> PROBLEM REQUIREMENTS:
Extract every line of the material that holds the string "kind".

> Stored entries:
........
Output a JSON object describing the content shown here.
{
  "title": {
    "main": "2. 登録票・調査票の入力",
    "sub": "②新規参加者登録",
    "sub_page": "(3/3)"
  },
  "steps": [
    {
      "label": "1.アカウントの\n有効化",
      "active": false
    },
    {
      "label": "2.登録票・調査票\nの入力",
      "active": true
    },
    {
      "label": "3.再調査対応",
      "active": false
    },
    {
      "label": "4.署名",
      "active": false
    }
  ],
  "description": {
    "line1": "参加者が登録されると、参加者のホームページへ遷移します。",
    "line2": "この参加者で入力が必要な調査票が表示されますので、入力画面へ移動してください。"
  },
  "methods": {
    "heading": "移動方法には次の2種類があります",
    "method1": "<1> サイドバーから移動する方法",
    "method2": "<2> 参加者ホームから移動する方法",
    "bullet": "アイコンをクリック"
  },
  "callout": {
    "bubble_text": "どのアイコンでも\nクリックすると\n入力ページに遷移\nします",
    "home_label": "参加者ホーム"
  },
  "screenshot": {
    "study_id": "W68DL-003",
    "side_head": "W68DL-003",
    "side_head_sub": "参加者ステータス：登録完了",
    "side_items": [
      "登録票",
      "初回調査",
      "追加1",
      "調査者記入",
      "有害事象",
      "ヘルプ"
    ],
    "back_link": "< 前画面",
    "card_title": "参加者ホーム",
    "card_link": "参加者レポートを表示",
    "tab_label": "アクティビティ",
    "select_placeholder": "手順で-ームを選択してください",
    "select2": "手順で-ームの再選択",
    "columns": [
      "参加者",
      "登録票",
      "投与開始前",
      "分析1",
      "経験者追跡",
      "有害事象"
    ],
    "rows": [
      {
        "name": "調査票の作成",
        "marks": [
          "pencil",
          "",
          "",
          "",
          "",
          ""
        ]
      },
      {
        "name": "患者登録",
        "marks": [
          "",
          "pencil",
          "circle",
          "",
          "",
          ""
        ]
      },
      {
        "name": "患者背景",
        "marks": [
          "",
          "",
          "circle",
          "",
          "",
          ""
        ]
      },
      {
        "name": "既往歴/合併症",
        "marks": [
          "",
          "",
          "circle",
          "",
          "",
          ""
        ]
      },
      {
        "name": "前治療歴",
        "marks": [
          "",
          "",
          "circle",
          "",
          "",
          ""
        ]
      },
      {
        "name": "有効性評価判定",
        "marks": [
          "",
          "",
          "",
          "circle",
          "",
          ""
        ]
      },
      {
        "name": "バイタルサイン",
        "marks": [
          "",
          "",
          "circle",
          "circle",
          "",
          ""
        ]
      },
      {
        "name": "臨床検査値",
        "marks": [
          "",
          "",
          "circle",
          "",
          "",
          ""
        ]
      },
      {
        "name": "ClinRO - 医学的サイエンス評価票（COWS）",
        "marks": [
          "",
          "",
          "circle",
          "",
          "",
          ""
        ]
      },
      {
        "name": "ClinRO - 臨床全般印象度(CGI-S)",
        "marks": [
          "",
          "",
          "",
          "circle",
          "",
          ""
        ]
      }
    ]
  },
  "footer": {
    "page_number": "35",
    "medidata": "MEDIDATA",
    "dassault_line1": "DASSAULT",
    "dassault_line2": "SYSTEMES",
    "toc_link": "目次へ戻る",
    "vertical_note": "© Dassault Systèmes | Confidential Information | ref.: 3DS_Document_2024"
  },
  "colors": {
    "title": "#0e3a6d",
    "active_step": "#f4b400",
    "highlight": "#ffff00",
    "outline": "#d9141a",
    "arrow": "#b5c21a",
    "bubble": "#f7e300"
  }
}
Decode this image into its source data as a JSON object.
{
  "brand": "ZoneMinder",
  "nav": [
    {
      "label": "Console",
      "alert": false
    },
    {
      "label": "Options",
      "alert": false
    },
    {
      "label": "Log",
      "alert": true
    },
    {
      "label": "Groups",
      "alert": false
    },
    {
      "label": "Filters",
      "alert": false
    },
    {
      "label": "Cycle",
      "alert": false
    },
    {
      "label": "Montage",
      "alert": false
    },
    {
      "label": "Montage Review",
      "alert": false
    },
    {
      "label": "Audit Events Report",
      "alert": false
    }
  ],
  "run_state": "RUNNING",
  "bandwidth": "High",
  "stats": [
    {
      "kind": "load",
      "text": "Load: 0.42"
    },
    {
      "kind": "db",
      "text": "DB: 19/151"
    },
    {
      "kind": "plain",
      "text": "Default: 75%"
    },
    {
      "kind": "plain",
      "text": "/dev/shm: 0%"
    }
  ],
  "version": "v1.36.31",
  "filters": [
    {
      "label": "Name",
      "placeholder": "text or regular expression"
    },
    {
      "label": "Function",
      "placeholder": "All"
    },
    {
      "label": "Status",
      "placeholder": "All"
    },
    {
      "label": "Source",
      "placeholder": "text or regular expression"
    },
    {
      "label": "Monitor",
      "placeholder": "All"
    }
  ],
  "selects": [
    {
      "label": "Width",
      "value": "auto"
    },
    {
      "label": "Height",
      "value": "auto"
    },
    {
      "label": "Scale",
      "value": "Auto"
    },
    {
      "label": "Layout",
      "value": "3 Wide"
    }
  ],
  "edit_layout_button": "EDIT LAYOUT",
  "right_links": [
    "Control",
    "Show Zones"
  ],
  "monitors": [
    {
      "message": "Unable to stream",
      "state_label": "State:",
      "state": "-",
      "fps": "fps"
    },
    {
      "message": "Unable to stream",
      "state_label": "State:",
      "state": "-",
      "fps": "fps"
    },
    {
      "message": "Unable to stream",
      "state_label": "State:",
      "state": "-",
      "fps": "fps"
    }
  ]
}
........
> SOLUTION BELOW:
      "kind": "load",
      "kind": "db",
      "kind": "plain",
      "kind": "plain",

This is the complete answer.